**Aim**
Scan the data below for the string "receivers". Show every line where it turns up.

**Data records**
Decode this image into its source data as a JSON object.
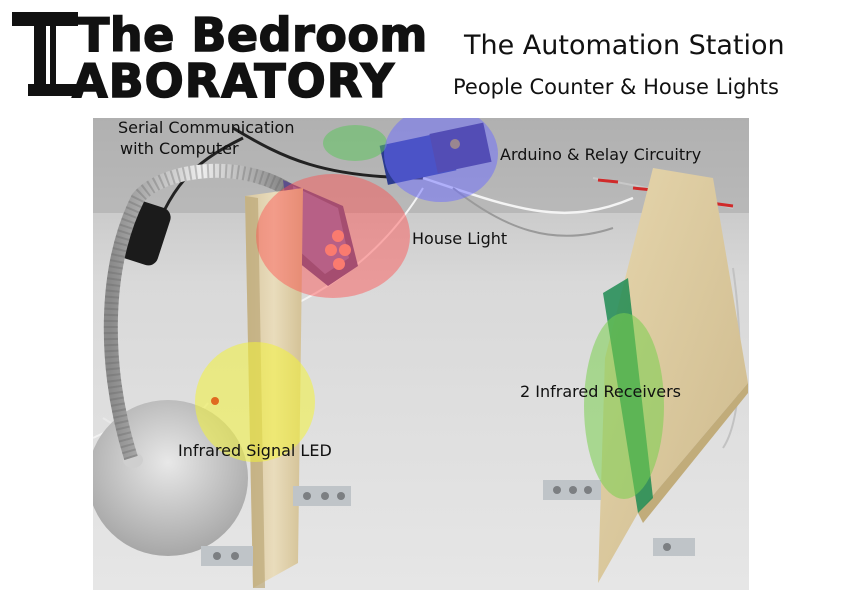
{
  "logo": {
    "line1": "The Bedroom",
    "line2": "ABORATORY",
    "mark": "T"
  },
  "header": {
    "title": "The Automation Station",
    "subtitle": "People Counter & House Lights"
  },
  "photo": {
    "annotations": {
      "serial_line1": "Serial Communication",
      "serial_line2": "with Computer",
      "arduino": "Arduino & Relay Circuitry",
      "house_light": "House Light",
      "receivers": "2 Infrared Receivers",
      "led": "Infrared Signal LED"
    },
    "highlight_colors": {
      "serial": "#5fc45f",
      "arduino": "#6b6bff",
      "house_light": "#ff4d4d",
      "receivers": "#7ad04f",
      "led": "#f2f23a"
    }
  }
}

**Answer to this problem**
      "receivers": "2 Infrared Receivers",
      "receivers": "#7ad04f",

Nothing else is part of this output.